[start of Document excerpt]

10. NEVER power down the PRO from a running 8XXX system. DEC has told me that
the 8XXX will continue to function, taking into consideration OPCOM problems.
The three times that the PRO has gone south on me all resulted in the 8XXX 
going with it.

11. The new DEC hardware additions that are available to the public are not 
supported by VMS. The case here is with the 16MB memory arrays. The error
logger for VMS does NOT handle the errors that are reported by the 16MB 
arrays. The CE has to decode the error by hand. The question here is why are 
hardware upgrades released for sale before VMS can 'fully' support them. The
policy for the release of software layered products is totally opposite to this.

12. The connection from the PRO to the MDS01 RDC box is a cable that comes
off the shelf. Only thing is that a gender changer is REQUIRED to connect the
cable to the PRO. What prevented DEC from making sure that the cables worked
with a minimum of fuss. It took our CE a SPECIAL order to get the changer since 
it was NOT bundled in with the MDS01.

[end of Document excerpt]
[start of Materials provided]

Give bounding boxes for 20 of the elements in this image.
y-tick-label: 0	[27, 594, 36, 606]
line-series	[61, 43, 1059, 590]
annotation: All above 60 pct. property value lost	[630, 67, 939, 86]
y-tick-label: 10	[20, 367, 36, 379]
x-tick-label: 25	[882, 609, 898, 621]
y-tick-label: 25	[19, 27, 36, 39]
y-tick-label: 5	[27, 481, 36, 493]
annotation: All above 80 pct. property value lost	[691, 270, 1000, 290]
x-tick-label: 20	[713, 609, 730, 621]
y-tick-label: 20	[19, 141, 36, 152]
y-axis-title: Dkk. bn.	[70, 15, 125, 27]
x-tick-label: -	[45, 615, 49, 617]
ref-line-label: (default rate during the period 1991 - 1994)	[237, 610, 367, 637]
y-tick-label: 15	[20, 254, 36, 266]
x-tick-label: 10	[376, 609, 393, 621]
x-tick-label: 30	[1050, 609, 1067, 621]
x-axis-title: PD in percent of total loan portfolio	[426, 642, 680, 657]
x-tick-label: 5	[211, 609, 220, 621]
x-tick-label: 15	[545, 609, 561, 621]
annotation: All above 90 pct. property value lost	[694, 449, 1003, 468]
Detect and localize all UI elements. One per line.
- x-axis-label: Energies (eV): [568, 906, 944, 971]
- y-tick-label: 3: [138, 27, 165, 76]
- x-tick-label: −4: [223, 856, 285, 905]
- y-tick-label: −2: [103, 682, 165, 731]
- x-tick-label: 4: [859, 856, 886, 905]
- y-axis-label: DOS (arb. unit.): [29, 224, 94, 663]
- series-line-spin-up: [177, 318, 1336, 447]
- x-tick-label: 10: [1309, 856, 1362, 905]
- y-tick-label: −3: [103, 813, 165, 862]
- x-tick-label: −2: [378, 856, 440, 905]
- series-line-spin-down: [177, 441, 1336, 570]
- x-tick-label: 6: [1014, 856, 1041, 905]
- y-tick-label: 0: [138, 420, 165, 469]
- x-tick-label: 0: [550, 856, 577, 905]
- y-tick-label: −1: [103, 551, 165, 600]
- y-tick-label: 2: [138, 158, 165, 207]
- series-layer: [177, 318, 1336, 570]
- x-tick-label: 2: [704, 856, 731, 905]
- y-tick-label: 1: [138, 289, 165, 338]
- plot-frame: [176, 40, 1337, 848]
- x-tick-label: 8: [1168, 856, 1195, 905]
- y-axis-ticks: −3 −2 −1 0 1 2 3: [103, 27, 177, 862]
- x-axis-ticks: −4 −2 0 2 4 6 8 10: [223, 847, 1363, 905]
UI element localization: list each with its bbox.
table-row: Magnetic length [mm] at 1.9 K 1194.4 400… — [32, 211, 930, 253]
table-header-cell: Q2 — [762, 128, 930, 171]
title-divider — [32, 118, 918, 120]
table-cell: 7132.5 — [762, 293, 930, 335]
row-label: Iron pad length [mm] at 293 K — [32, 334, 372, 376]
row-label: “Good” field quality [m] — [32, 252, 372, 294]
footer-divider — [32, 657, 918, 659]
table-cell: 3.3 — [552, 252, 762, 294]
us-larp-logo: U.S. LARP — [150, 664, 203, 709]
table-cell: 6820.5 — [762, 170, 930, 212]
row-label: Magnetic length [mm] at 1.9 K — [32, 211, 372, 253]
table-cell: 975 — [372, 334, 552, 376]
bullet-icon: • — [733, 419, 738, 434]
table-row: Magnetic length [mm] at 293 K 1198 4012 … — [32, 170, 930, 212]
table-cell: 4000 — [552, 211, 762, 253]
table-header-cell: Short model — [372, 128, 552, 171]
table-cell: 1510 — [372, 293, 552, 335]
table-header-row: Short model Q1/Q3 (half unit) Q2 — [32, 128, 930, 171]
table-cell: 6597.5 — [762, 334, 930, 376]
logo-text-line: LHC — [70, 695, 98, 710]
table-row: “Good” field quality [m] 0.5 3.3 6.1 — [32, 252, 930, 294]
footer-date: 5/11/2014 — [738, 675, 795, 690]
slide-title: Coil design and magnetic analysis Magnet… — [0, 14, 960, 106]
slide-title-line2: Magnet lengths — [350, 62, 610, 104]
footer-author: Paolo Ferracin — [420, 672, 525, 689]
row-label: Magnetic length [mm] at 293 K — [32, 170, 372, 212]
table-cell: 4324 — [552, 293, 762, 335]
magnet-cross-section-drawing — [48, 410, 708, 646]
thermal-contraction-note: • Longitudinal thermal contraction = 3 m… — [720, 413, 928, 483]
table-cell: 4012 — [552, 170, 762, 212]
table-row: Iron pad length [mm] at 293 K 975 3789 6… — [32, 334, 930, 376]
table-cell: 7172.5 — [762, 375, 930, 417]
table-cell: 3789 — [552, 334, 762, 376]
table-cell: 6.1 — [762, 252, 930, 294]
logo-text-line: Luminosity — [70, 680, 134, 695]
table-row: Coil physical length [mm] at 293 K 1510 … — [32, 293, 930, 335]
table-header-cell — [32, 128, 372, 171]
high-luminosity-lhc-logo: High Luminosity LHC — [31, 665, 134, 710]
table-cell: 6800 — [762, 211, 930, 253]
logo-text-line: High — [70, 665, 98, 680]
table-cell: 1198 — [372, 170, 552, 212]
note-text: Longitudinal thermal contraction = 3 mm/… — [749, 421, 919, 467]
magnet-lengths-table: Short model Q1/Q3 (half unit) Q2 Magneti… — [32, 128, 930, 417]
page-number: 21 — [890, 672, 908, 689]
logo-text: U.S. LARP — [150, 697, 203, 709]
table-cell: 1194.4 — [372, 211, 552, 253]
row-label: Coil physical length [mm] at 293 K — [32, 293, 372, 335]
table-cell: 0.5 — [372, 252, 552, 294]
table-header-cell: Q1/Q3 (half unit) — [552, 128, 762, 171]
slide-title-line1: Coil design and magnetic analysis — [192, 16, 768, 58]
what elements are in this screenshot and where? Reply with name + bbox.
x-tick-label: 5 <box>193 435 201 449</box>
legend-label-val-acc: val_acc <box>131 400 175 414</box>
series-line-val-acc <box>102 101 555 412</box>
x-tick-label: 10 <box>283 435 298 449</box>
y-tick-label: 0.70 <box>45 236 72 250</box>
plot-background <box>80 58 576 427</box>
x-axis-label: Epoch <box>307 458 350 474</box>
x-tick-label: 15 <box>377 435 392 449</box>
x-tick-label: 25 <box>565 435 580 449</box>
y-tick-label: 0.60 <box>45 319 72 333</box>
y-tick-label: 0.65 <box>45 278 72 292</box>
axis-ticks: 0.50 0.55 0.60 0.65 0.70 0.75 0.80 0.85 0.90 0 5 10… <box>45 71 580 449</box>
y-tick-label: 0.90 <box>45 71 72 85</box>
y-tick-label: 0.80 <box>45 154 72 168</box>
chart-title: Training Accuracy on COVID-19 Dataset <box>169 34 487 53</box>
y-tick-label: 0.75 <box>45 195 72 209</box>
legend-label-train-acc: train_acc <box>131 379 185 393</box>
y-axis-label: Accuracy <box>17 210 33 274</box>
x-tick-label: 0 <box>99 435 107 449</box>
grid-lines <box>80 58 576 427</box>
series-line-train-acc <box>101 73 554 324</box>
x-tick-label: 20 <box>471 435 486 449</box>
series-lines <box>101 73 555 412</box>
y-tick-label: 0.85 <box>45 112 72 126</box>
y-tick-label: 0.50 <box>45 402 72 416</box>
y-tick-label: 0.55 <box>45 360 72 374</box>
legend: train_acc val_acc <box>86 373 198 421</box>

[end of Materials provided]

▶ What you will do
1: According to the DEC hardware notes, why should the PRO never be powered down from a running 8XXX system?
2: Begin at the first line of the records and stop after the line that has "- x-tick-label: 4: [859, 856, 886, 905]". Reproduce those lines, substituting "callout" for every "annotation" and leaving everything else unchanged.

▶ Answers for this exercise
1: DEC says the 8XXX will keep functioning, apart from OPCOM problems. However, each of the three times the PRO went down, the 8XXX went down with it.

2:
Give bounding boxes for 20 of the elements in this image.
y-tick-label: 0	[27, 594, 36, 606]
line-series	[61, 43, 1059, 590]
callout: All above 60 pct. property value lost	[630, 67, 939, 86]
y-tick-label: 10	[20, 367, 36, 379]
x-tick-label: 25	[882, 609, 898, 621]
y-tick-label: 25	[19, 27, 36, 39]
y-tick-label: 5	[27, 481, 36, 493]
callout: All above 80 pct. property value lost	[691, 270, 1000, 290]
x-tick-label: 20	[713, 609, 730, 621]
y-tick-label: 20	[19, 141, 36, 152]
y-axis-title: Dkk. bn.	[70, 15, 125, 27]
x-tick-label: -	[45, 615, 49, 617]
ref-line-label: (default rate during the period 1991 - 1994)	[237, 610, 367, 637]
y-tick-label: 15	[20, 254, 36, 266]
x-tick-label: 10	[376, 609, 393, 621]
x-tick-label: 30	[1050, 609, 1067, 621]
x-axis-title: PD in percent of total loan portfolio	[426, 642, 680, 657]
x-tick-label: 5	[211, 609, 220, 621]
x-tick-label: 15	[545, 609, 561, 621]
callout: All above 90 pct. property value lost	[694, 449, 1003, 468]
Detect and localize all UI elements. One per line.
- x-axis-label: Energies (eV): [568, 906, 944, 971]
- y-tick-label: 3: [138, 27, 165, 76]
- x-tick-label: −4: [223, 856, 285, 905]
- y-tick-label: −2: [103, 682, 165, 731]
- x-tick-label: 4: [859, 856, 886, 905]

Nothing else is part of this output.